[Dataset entries]
-- START --

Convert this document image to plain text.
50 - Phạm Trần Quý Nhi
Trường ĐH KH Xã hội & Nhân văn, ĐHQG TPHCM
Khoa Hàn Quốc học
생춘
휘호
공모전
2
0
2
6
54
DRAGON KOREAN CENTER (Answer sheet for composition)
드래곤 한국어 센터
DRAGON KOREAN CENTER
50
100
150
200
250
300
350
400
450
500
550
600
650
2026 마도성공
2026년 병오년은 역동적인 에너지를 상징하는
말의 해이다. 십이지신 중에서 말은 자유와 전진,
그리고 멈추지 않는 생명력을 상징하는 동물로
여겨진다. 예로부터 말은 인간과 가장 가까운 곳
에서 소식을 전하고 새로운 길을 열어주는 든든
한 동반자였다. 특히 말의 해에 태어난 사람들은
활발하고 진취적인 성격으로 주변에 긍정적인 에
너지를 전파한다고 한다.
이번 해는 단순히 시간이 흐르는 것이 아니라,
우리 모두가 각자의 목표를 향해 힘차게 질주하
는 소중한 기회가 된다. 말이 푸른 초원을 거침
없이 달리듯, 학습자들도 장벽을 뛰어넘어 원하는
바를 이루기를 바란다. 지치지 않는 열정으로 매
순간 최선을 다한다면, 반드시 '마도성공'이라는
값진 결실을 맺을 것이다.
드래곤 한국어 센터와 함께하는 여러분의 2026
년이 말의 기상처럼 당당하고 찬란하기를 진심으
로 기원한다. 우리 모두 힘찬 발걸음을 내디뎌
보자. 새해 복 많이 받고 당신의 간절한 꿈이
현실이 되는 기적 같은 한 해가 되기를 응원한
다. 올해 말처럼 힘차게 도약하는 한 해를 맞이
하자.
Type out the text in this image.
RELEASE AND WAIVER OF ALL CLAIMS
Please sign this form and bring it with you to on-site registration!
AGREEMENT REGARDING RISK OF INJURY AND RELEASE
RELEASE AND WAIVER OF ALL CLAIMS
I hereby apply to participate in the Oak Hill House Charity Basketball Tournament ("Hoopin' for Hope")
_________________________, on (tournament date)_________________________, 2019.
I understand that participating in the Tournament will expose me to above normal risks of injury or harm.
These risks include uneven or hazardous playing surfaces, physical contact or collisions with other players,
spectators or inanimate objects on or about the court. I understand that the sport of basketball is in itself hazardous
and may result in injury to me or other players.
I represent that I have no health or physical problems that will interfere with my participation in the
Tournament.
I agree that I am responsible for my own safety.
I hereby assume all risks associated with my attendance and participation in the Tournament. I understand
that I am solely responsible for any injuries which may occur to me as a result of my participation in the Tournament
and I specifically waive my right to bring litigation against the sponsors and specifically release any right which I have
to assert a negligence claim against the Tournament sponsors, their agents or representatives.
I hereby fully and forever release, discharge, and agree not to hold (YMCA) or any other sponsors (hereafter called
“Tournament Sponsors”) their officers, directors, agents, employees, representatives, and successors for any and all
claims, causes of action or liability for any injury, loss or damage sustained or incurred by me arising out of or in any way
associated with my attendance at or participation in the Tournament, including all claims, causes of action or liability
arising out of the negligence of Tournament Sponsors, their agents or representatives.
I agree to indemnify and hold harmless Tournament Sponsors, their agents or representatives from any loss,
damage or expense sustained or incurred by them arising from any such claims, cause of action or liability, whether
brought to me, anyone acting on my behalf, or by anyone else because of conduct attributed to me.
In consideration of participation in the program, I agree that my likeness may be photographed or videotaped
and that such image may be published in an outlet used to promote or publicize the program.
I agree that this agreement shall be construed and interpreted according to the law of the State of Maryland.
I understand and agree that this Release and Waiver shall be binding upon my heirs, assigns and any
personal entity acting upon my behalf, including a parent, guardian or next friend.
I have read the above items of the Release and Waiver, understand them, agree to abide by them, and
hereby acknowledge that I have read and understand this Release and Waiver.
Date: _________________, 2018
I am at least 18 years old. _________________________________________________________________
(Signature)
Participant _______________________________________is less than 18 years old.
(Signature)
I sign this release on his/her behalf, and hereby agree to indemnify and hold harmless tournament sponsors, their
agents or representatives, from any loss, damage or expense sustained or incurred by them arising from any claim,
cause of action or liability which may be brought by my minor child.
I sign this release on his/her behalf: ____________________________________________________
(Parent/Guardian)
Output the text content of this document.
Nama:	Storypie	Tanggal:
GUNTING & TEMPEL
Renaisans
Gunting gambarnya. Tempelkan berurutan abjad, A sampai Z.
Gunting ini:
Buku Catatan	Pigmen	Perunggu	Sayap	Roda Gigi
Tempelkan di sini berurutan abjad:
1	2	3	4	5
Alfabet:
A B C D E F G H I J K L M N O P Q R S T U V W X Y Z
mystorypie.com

-- END --

■ Set exercise ■
Copy out every line with the word "result".

■ Expected output ■
and may result in injury to me or other players.
that I am solely responsible for any injuries which may occur to me as a result of my participation in the Tournament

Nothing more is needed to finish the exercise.